§ Available records

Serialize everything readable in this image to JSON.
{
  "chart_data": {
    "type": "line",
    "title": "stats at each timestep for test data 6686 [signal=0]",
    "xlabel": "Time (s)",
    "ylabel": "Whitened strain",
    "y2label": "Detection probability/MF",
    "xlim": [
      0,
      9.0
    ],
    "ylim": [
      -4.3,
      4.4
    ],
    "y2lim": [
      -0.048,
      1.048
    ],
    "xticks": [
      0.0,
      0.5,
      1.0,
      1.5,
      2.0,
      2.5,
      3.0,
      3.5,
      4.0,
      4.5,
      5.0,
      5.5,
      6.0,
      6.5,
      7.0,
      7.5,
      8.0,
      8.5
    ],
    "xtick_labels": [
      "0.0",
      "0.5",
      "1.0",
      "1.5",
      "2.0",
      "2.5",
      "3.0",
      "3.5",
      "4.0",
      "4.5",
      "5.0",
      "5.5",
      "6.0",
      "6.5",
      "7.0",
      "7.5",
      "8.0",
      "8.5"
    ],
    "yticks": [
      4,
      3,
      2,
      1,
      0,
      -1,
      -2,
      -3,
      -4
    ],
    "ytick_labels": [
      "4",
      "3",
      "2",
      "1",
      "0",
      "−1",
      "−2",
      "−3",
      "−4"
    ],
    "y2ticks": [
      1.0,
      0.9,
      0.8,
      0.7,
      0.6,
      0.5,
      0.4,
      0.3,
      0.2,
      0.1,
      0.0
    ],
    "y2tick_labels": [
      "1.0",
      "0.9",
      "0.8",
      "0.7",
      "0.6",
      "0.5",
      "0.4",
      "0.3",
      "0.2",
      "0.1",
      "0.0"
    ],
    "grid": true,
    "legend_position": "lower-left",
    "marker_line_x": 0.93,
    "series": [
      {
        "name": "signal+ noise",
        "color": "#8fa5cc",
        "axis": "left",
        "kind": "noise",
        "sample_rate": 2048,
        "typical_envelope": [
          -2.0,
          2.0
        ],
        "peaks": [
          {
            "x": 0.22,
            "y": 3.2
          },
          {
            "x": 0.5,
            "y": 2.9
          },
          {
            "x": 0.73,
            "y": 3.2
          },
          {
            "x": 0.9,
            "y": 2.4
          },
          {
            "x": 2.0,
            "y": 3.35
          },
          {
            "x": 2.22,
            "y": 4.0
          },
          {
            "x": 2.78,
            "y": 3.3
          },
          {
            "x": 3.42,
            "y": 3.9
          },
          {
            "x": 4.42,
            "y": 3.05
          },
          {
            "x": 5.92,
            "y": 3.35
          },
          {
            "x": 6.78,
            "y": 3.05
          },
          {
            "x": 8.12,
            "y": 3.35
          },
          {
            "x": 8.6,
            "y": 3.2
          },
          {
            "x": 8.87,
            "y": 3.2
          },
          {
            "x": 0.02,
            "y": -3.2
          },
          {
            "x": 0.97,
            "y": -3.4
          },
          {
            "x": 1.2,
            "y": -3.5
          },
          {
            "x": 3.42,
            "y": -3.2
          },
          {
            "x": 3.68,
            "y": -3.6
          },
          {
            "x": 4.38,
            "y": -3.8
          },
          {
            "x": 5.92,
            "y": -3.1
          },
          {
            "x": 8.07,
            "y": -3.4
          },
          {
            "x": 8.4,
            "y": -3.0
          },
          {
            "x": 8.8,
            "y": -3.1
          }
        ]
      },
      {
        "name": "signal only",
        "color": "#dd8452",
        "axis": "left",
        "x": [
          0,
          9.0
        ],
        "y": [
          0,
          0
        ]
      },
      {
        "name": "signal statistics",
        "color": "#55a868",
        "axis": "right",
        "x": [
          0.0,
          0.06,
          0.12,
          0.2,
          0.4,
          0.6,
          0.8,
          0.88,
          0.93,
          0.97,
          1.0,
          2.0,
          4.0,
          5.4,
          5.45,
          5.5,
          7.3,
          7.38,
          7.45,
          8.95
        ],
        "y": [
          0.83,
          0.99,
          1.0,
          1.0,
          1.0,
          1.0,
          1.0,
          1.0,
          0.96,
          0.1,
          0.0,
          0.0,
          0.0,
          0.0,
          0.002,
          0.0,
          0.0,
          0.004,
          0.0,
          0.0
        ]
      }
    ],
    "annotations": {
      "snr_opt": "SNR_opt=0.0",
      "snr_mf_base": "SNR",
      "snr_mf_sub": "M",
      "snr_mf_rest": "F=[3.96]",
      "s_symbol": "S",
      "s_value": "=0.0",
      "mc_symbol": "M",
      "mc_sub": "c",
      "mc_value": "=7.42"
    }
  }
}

§ Task objective
From the entries above, extract each line containing "name".

§ Solution to the exercise
        "name": "signal+ noise",
        "name": "signal only",
        "name": "signal statistics",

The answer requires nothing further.